Requirement:
Locate and copy all lines bearing the word "эпизоотической".

Records supplied:
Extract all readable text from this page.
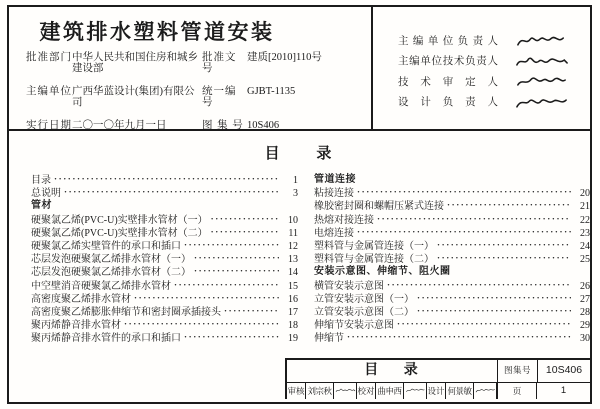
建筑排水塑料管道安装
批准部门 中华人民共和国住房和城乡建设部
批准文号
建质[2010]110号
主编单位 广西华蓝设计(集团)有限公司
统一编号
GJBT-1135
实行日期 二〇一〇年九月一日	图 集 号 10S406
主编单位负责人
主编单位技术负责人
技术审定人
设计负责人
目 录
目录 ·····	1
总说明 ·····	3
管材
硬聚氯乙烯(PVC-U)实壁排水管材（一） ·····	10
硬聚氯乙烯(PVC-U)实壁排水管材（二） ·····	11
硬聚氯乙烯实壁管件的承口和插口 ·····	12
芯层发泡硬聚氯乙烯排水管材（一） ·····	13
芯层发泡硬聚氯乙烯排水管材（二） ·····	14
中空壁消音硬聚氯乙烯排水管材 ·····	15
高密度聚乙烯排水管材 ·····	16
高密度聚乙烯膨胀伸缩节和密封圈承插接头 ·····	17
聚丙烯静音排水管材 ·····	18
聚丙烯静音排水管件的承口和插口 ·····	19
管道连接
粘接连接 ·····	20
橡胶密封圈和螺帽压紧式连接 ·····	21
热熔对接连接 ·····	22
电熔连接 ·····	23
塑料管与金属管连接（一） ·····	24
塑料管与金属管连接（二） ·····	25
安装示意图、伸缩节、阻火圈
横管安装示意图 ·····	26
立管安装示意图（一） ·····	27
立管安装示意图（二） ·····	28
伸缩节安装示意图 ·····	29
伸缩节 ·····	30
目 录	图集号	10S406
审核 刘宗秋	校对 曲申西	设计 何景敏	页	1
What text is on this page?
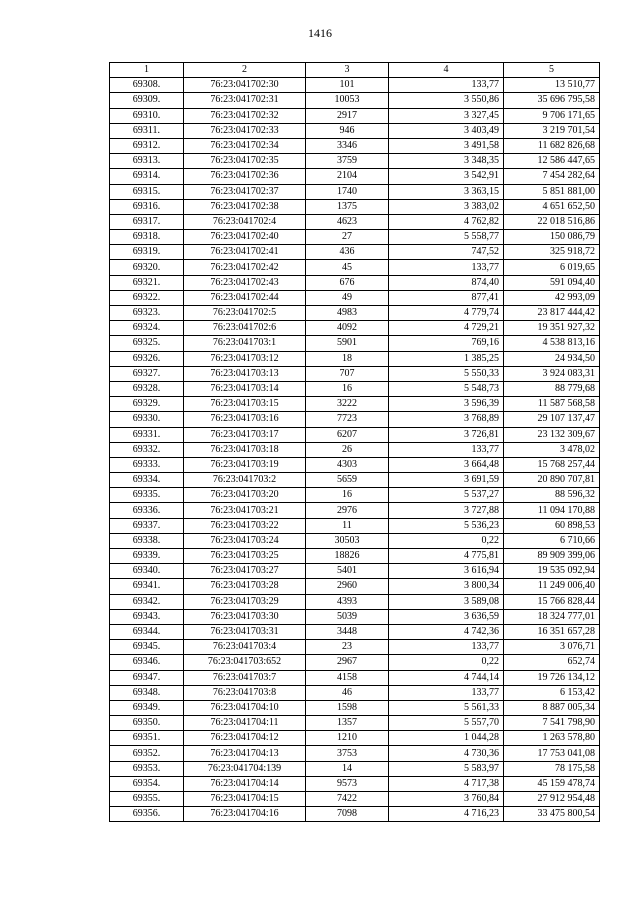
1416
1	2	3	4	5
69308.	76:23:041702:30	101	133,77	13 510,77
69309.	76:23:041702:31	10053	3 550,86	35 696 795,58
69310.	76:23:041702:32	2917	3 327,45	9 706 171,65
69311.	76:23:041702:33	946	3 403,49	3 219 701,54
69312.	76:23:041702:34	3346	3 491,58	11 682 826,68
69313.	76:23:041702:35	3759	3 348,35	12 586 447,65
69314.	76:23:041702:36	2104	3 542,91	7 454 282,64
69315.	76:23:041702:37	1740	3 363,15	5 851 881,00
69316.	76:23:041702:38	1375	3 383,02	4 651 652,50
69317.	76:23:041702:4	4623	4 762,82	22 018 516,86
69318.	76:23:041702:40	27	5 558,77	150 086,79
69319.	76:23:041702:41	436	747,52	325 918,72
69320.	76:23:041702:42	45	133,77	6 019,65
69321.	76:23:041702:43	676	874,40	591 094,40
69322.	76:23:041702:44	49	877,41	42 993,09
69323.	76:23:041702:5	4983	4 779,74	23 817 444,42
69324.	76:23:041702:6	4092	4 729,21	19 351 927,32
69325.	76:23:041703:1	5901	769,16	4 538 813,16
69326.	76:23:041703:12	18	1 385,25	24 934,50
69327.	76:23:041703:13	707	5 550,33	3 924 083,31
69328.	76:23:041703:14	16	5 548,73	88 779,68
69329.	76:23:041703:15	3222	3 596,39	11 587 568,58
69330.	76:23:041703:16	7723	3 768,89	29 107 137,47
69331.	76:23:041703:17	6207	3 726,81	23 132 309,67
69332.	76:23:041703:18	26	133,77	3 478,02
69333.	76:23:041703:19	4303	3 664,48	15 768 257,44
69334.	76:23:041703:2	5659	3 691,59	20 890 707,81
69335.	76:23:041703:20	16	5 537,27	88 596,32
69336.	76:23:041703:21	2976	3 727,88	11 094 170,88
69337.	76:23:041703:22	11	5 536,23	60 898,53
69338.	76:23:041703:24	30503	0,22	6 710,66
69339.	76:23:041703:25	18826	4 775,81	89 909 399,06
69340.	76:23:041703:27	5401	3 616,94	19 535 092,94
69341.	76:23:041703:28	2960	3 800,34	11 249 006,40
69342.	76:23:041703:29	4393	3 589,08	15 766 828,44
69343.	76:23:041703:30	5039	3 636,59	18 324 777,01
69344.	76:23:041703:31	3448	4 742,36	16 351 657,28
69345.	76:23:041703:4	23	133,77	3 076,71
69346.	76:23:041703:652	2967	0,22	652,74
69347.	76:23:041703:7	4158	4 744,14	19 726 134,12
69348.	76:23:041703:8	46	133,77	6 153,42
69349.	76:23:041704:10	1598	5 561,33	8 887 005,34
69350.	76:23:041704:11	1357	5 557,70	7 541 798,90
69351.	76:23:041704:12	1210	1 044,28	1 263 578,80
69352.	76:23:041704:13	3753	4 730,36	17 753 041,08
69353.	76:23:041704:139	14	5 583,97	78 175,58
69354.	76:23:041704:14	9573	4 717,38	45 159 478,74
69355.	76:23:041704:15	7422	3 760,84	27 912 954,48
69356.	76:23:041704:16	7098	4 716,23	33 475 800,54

...

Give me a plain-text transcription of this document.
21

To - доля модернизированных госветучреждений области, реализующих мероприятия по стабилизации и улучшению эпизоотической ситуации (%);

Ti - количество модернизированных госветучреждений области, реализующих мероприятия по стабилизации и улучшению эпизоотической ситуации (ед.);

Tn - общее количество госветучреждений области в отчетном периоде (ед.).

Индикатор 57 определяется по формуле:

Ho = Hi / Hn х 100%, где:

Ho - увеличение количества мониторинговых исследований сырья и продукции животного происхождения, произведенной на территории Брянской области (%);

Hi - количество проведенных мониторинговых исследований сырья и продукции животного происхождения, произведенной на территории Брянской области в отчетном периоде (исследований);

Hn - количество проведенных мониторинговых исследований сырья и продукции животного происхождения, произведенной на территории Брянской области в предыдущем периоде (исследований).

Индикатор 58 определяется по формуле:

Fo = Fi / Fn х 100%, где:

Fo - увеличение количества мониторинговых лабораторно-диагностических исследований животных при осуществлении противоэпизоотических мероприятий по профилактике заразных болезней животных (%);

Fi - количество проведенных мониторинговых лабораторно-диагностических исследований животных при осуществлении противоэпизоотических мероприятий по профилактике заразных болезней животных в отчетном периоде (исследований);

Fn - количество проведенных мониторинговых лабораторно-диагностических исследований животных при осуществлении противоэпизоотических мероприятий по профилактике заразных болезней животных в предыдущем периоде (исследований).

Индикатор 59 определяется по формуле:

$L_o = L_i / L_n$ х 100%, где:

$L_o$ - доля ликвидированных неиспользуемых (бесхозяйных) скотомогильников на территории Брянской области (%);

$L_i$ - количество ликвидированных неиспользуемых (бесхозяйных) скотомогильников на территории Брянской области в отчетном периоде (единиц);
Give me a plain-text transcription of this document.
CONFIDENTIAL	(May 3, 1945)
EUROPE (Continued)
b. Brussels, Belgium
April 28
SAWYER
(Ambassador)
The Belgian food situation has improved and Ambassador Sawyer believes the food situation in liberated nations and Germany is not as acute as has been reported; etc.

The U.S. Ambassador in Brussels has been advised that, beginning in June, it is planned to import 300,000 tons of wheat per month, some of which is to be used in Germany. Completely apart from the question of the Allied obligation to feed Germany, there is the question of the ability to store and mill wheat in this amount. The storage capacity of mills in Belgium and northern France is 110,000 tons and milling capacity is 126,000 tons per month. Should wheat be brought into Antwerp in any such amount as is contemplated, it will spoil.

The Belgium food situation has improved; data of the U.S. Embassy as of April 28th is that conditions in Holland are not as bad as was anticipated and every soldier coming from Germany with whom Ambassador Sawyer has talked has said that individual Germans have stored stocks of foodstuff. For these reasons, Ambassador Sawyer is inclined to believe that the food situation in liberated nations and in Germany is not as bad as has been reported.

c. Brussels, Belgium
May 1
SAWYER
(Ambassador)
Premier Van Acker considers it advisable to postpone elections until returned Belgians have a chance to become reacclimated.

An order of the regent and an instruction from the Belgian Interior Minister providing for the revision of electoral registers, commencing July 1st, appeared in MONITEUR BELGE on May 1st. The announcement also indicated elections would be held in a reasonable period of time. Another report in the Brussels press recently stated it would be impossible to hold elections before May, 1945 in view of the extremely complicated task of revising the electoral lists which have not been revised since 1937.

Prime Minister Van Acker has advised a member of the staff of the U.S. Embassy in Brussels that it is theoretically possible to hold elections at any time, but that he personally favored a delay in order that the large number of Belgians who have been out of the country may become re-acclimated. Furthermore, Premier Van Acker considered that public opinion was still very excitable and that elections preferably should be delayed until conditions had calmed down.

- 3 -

--

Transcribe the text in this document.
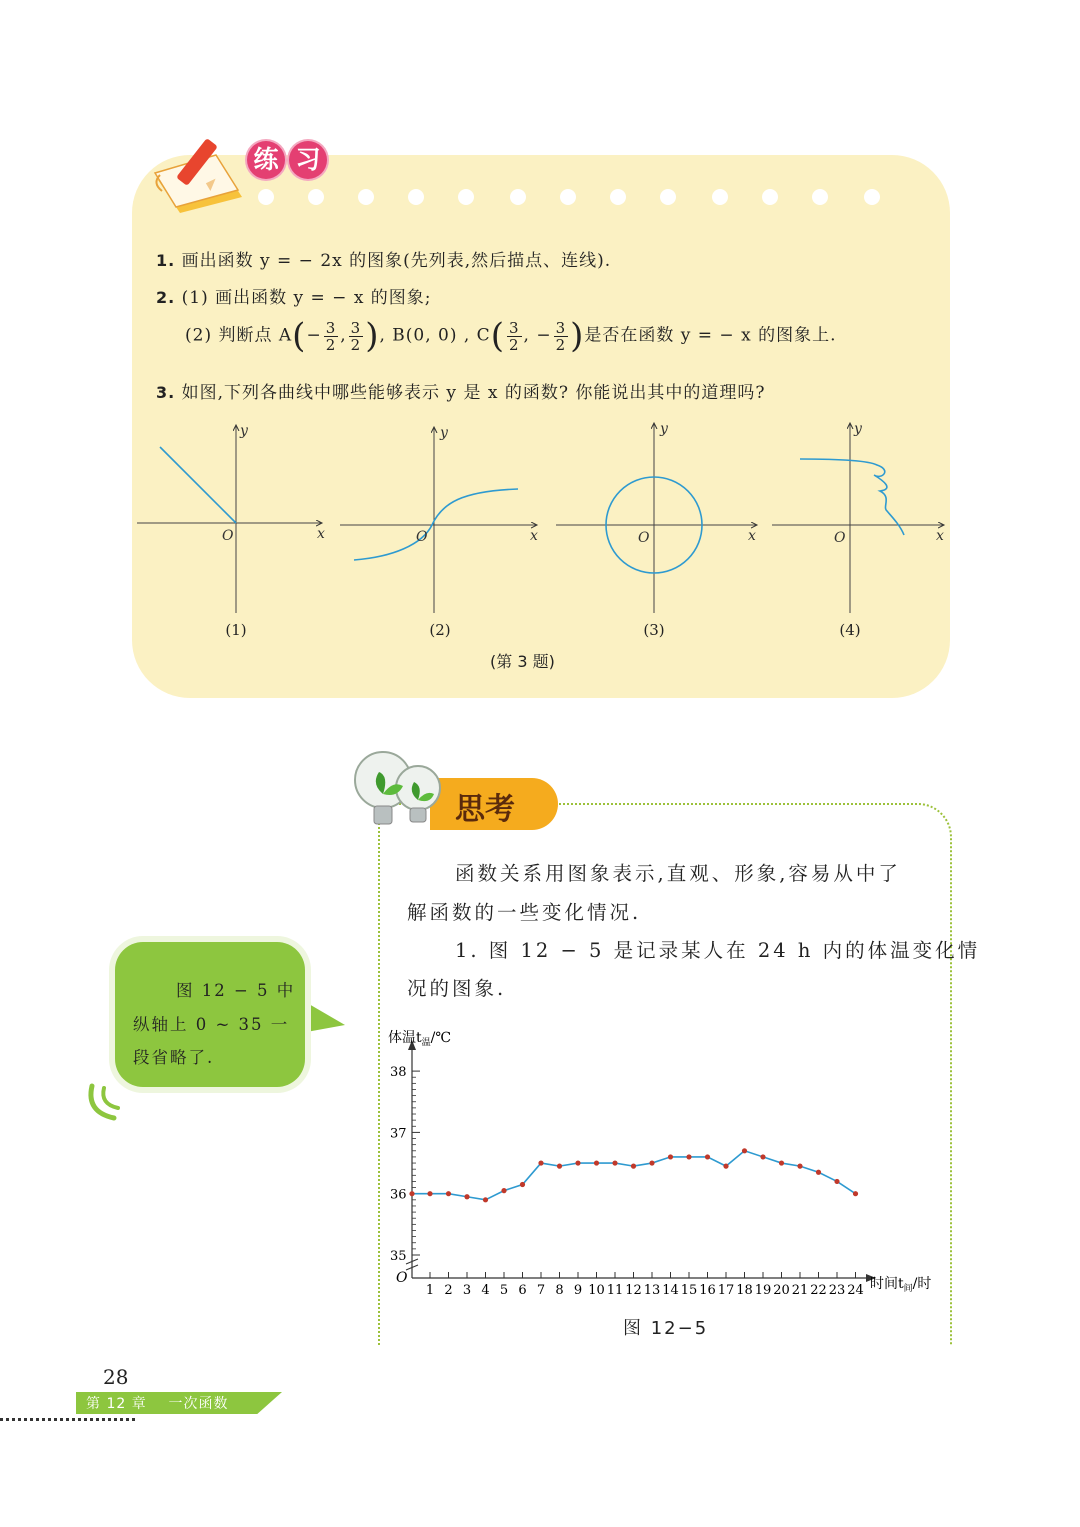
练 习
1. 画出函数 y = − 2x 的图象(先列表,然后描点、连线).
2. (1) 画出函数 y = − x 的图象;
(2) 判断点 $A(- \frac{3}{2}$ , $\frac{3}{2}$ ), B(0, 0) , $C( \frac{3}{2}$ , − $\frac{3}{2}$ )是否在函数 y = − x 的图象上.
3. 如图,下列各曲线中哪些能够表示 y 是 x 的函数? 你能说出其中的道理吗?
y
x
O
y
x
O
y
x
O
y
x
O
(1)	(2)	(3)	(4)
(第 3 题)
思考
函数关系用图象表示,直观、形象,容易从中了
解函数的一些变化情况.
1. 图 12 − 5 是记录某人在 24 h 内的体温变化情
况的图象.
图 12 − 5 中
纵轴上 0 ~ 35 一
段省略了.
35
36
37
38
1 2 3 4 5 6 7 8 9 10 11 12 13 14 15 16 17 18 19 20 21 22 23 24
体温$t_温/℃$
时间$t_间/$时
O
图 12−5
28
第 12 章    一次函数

Response:
To - доля модернизированных госветучреждений области, реализующих мероприятия по стабилизации и улучшению эпизоотической ситуации (%);
Ti - количество модернизированных госветучреждений области, реализующих мероприятия по стабилизации и улучшению эпизоотической ситуации (ед.);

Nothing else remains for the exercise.